| Objective |
Write out the listing below in full and exactly, leaving out every picture.

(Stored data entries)
________________
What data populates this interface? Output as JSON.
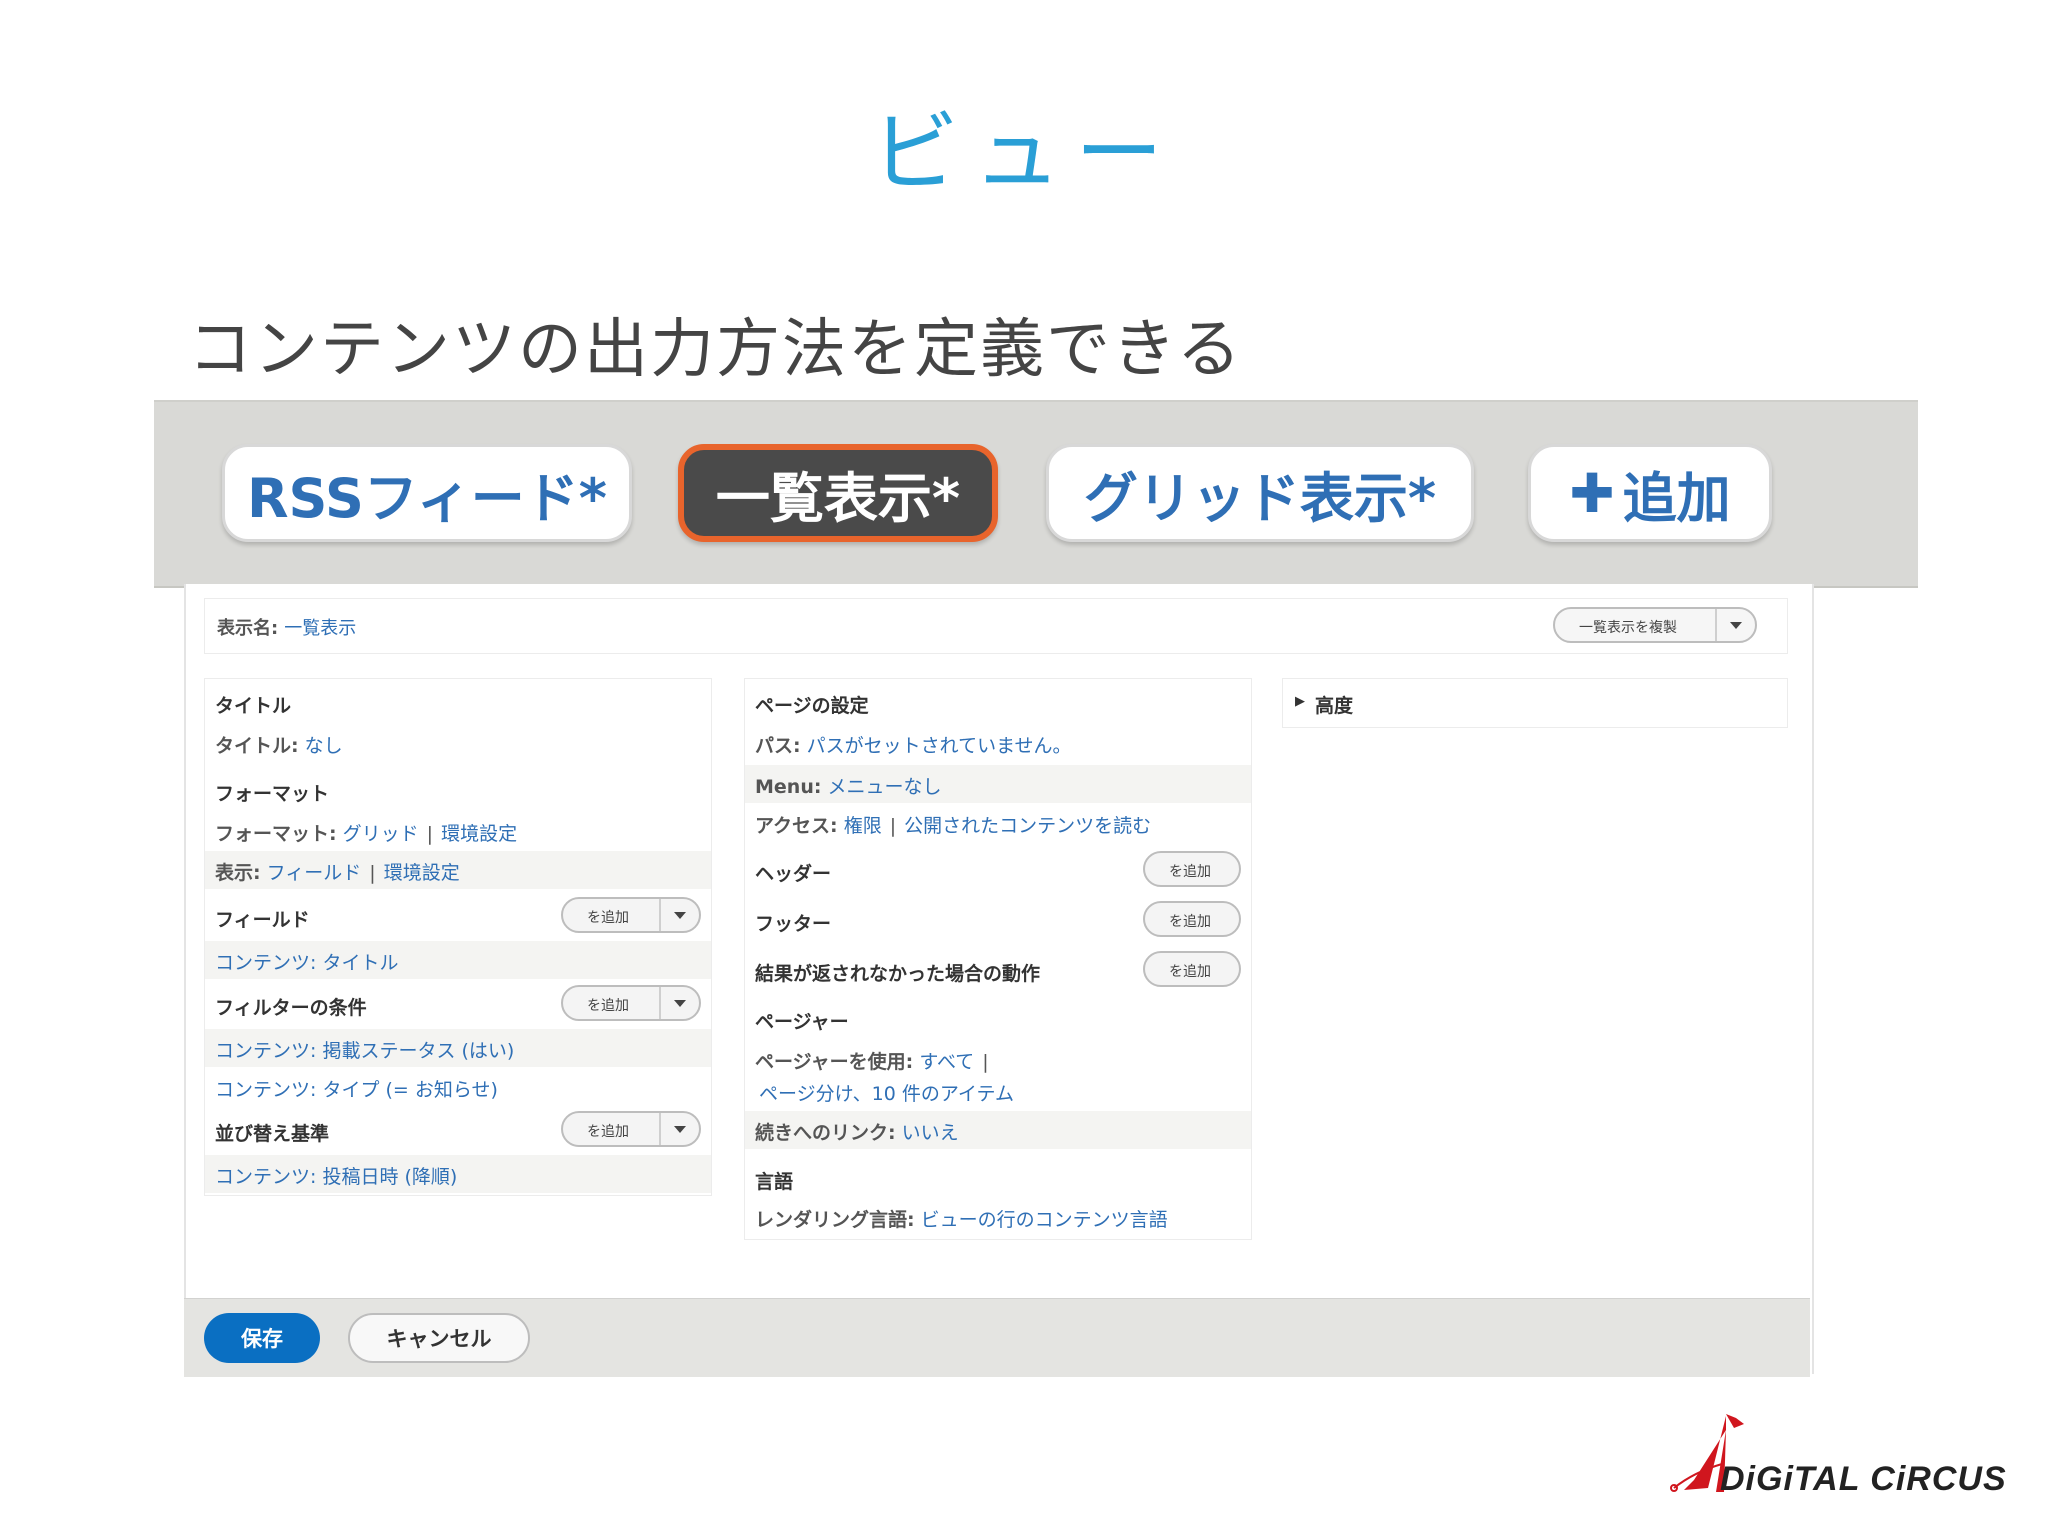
{
  "slide": {
    "title": "ビュー",
    "subtitle": "コンテンツの出力方法を定義できる"
  },
  "tabs": [
    {
      "label": "RSSフィード*"
    },
    {
      "label": "一覧表示*",
      "active": true
    },
    {
      "label": "グリッド表示*"
    },
    {
      "label": "追加"
    }
  ],
  "display_name": {
    "label": "表示名:",
    "value": "一覧表示",
    "duplicate_button": "一覧表示を複製"
  },
  "left_column": {
    "title_section": {
      "heading": "タイトル",
      "label": "タイトル:",
      "value": "なし"
    },
    "format_section": {
      "heading": "フォーマット",
      "format_label": "フォーマット:",
      "format_value": "グリッド",
      "format_settings": "環境設定",
      "show_label": "表示:",
      "show_value": "フィールド",
      "show_settings": "環境設定"
    },
    "fields_section": {
      "heading": "フィールド",
      "add_label": "を追加",
      "items": [
        "コンテンツ: タイトル"
      ]
    },
    "filters_section": {
      "heading": "フィルターの条件",
      "add_label": "を追加",
      "items": [
        "コンテンツ: 掲載ステータス (はい)",
        "コンテンツ: タイプ (= お知らせ)"
      ]
    },
    "sort_section": {
      "heading": "並び替え基準",
      "add_label": "を追加",
      "items": [
        "コンテンツ: 投稿日時 (降順)"
      ]
    }
  },
  "middle_column": {
    "page_settings": {
      "heading": "ページの設定",
      "path_label": "パス:",
      "path_value": "パスがセットされていません。",
      "menu_label": "Menu:",
      "menu_value": "メニューなし",
      "access_label": "アクセス:",
      "access_value1": "権限",
      "access_value2": "公開されたコンテンツを読む"
    },
    "header": {
      "heading": "ヘッダー",
      "add_label": "を追加"
    },
    "footer": {
      "heading": "フッター",
      "add_label": "を追加"
    },
    "no_results": {
      "heading": "結果が返されなかった場合の動作",
      "add_label": "を追加"
    },
    "pager": {
      "heading": "ページャー",
      "use_label": "ページャーを使用:",
      "use_value": "すべて",
      "detail_value": "ページ分け、10 件のアイテム",
      "more_label": "続きへのリンク:",
      "more_value": "いいえ"
    },
    "language": {
      "heading": "言語",
      "render_label": "レンダリング言語:",
      "render_value": "ビューの行のコンテンツ言語"
    }
  },
  "right_column": {
    "advanced": "高度"
  },
  "actions": {
    "save": "保存",
    "cancel": "キャンセル"
  },
  "logo": {
    "text": "DiGiTAL CiRCUS"
  },
  "colors": {
    "accent": "#2a9fd6",
    "link": "#2f6fb5",
    "active_tab_border": "#e8642c",
    "save": "#0a6fc2",
    "logo_red": "#d0161e"
  }
}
________________
| Final answer |
What data populates this interface? Output as JSON.
{
  "slide": {
    "title": "ビュー",
    "subtitle": "コンテンツの出力方法を定義できる"
  },
  "tabs": [
    {
      "label": "RSSフィード*"
    },
    {
      "label": "一覧表示*",
      "active": true
    },
    {
      "label": "グリッド表示*"
    },
    {
      "label": "追加"
    }
  ],
  "display_name": {
    "label": "表示名:",
    "value": "一覧表示",
    "duplicate_button": "一覧表示を複製"
  },
  "left_column": {
    "title_section": {
      "heading": "タイトル",
      "label": "タイトル:",
      "value": "なし"
    },
    "format_section": {
      "heading": "フォーマット",
      "format_label": "フォーマット:",
      "format_value": "グリッド",
      "format_settings": "環境設定",
      "show_label": "表示:",
      "show_value": "フィールド",
      "show_settings": "環境設定"
    },
    "fields_section": {
      "heading": "フィールド",
      "add_label": "を追加",
      "items": [
        "コンテンツ: タイトル"
      ]
    },
    "filters_section": {
      "heading": "フィルターの条件",
      "add_label": "を追加",
      "items": [
        "コンテンツ: 掲載ステータス (はい)",
        "コンテンツ: タイプ (= お知らせ)"
      ]
    },
    "sort_section": {
      "heading": "並び替え基準",
      "add_label": "を追加",
      "items": [
        "コンテンツ: 投稿日時 (降順)"
      ]
    }
  },
  "middle_column": {
    "page_settings": {
      "heading": "ページの設定",
      "path_label": "パス:",
      "path_value": "パスがセットされていません。",
      "menu_label": "Menu:",
      "menu_value": "メニューなし",
      "access_label": "アクセス:",
      "access_value1": "権限",
      "access_value2": "公開されたコンテンツを読む"
    },
    "header": {
      "heading": "ヘッダー",
      "add_label": "を追加"
    },
    "footer": {
      "heading": "フッター",
      "add_label": "を追加"
    },
    "no_results": {
      "heading": "結果が返されなかった場合の動作",
      "add_label": "を追加"
    },
    "pager": {
      "heading": "ページャー",
      "use_label": "ページャーを使用:",
      "use_value": "すべて",
      "detail_value": "ページ分け、10 件のアイテム",
      "more_label": "続きへのリンク:",
      "more_value": "いいえ"
    },
    "language": {
      "heading": "言語",
      "render_label": "レンダリング言語:",
      "render_value": "ビューの行のコンテンツ言語"
    }
  },
  "right_column": {
    "advanced": "高度"
  },
  "actions": {
    "save": "保存",
    "cancel": "キャンセル"
  },
  "logo": {
    "text": "DiGiTAL CiRCUS"
  },
  "colors": {
    "accent": "#2a9fd6",
    "link": "#2f6fb5",
    "active_tab_border": "#e8642c",
    "save": "#0a6fc2",
    "logo_red": "#d0161e"
  }
}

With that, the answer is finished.